Write out every single entry exactly.
────────────────────
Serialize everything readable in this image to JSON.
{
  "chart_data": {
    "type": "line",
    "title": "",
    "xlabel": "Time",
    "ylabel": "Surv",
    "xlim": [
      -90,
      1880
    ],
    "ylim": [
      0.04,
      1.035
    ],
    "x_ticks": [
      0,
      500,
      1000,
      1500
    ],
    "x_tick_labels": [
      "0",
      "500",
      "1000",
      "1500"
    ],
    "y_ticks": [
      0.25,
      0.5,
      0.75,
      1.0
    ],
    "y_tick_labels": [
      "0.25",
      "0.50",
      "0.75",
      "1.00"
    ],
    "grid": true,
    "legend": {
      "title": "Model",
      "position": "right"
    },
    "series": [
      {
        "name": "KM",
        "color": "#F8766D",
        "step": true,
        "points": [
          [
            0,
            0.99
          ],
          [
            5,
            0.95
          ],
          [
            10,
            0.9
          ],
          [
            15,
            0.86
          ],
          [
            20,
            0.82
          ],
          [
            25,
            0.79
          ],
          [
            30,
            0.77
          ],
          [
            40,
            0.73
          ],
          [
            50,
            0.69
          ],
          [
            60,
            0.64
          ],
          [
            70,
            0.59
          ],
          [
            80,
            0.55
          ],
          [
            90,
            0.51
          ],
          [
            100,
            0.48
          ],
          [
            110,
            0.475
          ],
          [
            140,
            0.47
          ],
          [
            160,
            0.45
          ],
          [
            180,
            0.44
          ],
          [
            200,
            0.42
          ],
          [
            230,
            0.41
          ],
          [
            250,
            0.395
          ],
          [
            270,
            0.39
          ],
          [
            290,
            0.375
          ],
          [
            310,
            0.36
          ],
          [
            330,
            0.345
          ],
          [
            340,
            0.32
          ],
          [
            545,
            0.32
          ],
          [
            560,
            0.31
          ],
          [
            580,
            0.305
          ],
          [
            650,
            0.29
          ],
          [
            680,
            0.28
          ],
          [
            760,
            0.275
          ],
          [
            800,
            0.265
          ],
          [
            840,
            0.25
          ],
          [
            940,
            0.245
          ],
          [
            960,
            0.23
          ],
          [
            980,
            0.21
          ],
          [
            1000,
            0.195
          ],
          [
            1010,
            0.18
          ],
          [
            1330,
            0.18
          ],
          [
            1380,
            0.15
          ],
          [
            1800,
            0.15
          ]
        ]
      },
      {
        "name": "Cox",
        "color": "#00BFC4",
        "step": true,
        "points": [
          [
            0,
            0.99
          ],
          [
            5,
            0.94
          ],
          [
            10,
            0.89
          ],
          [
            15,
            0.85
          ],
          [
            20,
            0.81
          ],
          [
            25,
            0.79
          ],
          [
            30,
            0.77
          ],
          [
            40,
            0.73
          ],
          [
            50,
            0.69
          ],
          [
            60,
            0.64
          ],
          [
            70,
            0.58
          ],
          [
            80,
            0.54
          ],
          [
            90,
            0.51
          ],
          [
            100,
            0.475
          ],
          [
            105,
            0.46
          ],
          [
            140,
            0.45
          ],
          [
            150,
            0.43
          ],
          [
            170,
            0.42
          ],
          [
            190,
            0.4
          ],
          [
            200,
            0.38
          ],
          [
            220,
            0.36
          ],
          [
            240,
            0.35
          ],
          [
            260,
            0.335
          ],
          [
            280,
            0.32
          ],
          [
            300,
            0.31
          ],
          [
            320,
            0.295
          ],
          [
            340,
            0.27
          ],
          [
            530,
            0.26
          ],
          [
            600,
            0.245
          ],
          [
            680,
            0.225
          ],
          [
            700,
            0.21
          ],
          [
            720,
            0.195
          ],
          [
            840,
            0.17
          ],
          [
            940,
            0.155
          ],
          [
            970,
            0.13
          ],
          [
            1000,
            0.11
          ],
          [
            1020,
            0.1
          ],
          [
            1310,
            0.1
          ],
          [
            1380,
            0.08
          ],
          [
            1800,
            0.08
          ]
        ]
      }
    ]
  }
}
────────────────────
**CORRECT RESPONSE**
Serialize everything readable in this image to JSON.
{
  "chart_data": {
    "type": "line",
    "title": "",
    "xlabel": "Time",
    "ylabel": "Surv",
    "xlim": [
      -90,
      1880
    ],
    "ylim": [
      0.04,
      1.035
    ],
    "x_ticks": [
      0,
      500,
      1000,
      1500
    ],
    "x_tick_labels": [
      "0",
      "500",
      "1000",
      "1500"
    ],
    "y_ticks": [
      0.25,
      0.5,
      0.75,
      1.0
    ],
    "y_tick_labels": [
      "0.25",
      "0.50",
      "0.75",
      "1.00"
    ],
    "grid": true,
    "legend": {
      "title": "Model",
      "position": "right"
    },
    "series": [
      {
        "name": "KM",
        "color": "#F8766D",
        "step": true,
        "points": [
          [
            0,
            0.99
          ],
          [
            5,
            0.95
          ],
          [
            10,
            0.9
          ],
          [
            15,
            0.86
          ],
          [
            20,
            0.82
          ],
          [
            25,
            0.79
          ],
          [
            30,
            0.77
          ],
          [
            40,
            0.73
          ],
          [
            50,
            0.69
          ],
          [
            60,
            0.64
          ],
          [
            70,
            0.59
          ],
          [
            80,
            0.55
          ],
          [
            90,
            0.51
          ],
          [
            100,
            0.48
          ],
          [
            110,
            0.475
          ],
          [
            140,
            0.47
          ],
          [
            160,
            0.45
          ],
          [
            180,
            0.44
          ],
          [
            200,
            0.42
          ],
          [
            230,
            0.41
          ],
          [
            250,
            0.395
          ],
          [
            270,
            0.39
          ],
          [
            290,
            0.375
          ],
          [
            310,
            0.36
          ],
          [
            330,
            0.345
          ],
          [
            340,
            0.32
          ],
          [
            545,
            0.32
          ],
          [
            560,
            0.31
          ],
          [
            580,
            0.305
          ],
          [
            650,
            0.29
          ],
          [
            680,
            0.28
          ],
          [
            760,
            0.275
          ],
          [
            800,
            0.265
          ],
          [
            840,
            0.25
          ],
          [
            940,
            0.245
          ],
          [
            960,
            0.23
          ],
          [
            980,
            0.21
          ],
          [
            1000,
            0.195
          ],
          [
            1010,
            0.18
          ],
          [
            1330,
            0.18
          ],
          [
            1380,
            0.15
          ],
          [
            1800,
            0.15
          ]
        ]
      },
      {
        "name": "Cox",
        "color": "#00BFC4",
        "step": true,
        "points": [
          [
            0,
            0.99
          ],
          [
            5,
            0.94
          ],
          [
            10,
            0.89
          ],
          [
            15,
            0.85
          ],
          [
            20,
            0.81
          ],
          [
            25,
            0.79
          ],
          [
            30,
            0.77
          ],
          [
            40,
            0.73
          ],
          [
            50,
            0.69
          ],
          [
            60,
            0.64
          ],
          [
            70,
            0.58
          ],
          [
            80,
            0.54
          ],
          [
            90,
            0.51
          ],
          [
            100,
            0.475
          ],
          [
            105,
            0.46
          ],
          [
            140,
            0.45
          ],
          [
            150,
            0.43
          ],
          [
            170,
            0.42
          ],
          [
            190,
            0.4
          ],
          [
            200,
            0.38
          ],
          [
            220,
            0.36
          ],
          [
            240,
            0.35
          ],
          [
            260,
            0.335
          ],
          [
            280,
            0.32
          ],
          [
            300,
            0.31
          ],
          [
            320,
            0.295
          ],
          [
            340,
            0.27
          ],
          [
            530,
            0.26
          ],
          [
            600,
            0.245
          ],
          [
            680,
            0.225
          ],
          [
            700,
            0.21
          ],
          [
            720,
            0.195
          ],
          [
            840,
            0.17
          ],
          [
            940,
            0.155
          ],
          [
            970,
            0.13
          ],
          [
            1000,
            0.11
          ],
          [
            1020,
            0.1
          ],
          [
            1310,
            0.1
          ],
          [
            1380,
            0.08
          ],
          [
            1800,
            0.08
          ]
        ]
      }
    ]
  }
}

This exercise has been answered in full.